◆ Records for processing:
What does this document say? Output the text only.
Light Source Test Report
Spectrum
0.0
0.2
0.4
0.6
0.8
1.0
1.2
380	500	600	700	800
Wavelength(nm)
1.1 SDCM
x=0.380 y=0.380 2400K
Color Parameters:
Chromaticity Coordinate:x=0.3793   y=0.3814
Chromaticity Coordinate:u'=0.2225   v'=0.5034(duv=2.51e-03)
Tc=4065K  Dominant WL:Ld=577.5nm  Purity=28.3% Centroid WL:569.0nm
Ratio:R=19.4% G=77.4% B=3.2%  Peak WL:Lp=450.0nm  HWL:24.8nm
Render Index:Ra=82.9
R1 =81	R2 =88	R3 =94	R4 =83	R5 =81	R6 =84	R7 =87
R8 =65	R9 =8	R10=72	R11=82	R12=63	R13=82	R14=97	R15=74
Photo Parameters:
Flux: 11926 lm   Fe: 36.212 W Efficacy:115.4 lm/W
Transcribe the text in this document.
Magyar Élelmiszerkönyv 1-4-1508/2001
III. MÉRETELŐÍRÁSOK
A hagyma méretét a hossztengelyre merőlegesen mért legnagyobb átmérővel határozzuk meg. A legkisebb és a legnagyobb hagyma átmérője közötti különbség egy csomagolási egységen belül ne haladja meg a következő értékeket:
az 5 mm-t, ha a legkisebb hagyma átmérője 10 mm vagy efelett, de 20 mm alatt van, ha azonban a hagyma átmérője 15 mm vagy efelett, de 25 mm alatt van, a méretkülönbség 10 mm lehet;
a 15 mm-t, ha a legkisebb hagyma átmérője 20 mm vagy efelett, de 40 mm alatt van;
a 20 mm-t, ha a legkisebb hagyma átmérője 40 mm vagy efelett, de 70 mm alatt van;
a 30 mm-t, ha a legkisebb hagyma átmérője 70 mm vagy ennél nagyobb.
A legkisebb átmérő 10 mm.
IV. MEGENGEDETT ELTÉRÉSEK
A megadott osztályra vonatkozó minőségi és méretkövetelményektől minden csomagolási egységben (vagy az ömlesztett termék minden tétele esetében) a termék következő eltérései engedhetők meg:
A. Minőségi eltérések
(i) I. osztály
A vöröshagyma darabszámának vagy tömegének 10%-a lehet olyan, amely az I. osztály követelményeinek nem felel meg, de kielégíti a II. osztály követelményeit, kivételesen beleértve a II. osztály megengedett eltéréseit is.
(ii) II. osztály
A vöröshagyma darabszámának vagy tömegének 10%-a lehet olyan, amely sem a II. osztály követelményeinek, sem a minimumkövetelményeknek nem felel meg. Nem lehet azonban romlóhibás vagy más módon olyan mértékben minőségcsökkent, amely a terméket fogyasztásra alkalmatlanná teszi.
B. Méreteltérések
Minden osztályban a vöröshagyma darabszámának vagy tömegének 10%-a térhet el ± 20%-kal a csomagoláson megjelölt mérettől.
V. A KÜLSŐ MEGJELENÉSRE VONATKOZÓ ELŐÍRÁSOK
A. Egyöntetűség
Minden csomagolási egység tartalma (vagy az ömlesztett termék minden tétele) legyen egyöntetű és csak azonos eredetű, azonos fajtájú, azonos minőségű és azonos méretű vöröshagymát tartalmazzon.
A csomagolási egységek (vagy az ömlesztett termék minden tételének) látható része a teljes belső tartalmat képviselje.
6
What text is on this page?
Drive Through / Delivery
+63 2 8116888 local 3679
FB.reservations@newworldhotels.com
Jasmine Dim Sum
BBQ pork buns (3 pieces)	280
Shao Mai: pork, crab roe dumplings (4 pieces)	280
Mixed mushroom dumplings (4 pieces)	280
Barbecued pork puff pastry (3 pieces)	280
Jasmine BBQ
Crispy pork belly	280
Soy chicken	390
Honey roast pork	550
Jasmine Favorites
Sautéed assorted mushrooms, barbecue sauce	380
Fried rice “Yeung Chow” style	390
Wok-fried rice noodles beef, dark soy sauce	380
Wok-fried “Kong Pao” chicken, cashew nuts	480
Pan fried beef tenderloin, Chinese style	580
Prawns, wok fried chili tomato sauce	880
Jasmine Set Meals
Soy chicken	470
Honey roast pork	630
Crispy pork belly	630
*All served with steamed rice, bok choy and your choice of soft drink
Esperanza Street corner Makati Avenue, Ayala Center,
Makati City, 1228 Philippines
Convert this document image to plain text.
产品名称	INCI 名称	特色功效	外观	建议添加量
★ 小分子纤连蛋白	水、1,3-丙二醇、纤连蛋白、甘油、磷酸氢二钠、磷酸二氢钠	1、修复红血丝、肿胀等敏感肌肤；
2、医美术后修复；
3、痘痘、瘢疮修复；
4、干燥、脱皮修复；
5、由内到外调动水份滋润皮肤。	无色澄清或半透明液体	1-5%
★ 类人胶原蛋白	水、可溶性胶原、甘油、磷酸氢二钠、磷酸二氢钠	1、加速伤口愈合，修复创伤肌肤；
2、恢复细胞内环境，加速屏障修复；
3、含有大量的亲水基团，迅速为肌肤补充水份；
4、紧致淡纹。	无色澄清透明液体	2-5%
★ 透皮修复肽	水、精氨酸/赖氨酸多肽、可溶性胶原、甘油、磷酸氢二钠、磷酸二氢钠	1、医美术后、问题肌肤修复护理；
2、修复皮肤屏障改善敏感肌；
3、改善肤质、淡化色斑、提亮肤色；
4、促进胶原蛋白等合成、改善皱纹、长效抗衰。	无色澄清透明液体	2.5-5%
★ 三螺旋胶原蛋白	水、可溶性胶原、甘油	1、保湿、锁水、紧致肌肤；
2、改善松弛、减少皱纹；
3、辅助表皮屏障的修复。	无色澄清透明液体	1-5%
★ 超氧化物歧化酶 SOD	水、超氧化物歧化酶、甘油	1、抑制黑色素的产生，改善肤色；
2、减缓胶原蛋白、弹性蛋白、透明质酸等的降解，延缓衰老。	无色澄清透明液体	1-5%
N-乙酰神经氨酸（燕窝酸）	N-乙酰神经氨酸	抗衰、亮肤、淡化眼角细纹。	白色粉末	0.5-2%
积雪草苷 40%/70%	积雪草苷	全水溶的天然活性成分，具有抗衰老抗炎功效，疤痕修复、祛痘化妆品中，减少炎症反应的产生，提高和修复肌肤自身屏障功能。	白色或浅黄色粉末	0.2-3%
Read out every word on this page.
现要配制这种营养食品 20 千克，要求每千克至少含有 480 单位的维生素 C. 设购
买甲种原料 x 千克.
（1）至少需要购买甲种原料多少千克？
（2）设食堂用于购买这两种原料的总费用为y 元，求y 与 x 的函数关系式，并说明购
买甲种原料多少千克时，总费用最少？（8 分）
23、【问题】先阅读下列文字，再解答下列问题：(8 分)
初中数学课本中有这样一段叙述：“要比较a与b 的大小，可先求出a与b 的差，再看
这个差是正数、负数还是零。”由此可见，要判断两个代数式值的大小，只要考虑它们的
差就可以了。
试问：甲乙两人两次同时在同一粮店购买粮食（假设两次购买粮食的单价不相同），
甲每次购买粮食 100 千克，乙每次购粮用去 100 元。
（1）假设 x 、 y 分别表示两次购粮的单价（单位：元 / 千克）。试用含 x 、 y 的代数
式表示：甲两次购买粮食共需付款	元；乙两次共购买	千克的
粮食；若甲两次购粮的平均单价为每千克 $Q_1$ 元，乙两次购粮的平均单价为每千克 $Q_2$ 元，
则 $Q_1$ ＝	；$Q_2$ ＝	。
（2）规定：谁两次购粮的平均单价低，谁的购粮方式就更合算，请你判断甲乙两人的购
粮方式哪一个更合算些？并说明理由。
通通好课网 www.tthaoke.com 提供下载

◆ Task statement:
Show the lines of the material that contain the word "vöröshagyma".

◆ Result for this task:
A vöröshagyma darabszámának vagy tömegének 10%-a lehet olyan, amely az I. osztály követelményeinek nem felel meg, de kielégíti a II. osztály követelményeit, kivételesen beleértve a II. osztály megengedett eltéréseit is.
A vöröshagyma darabszámának vagy tömegének 10%-a lehet olyan, amely sem a II. osztály követelményeinek, sem a minimumkövetelményeknek nem felel meg. Nem lehet azonban romlóhibás vagy más módon olyan mértékben minőségcsökkent, amely a terméket fogyasztásra alkalmatlanná teszi.
Minden osztályban a vöröshagyma darabszámának vagy tömegének 10%-a térhet el ± 20%-kal a csomagoláson megjelölt mérettől.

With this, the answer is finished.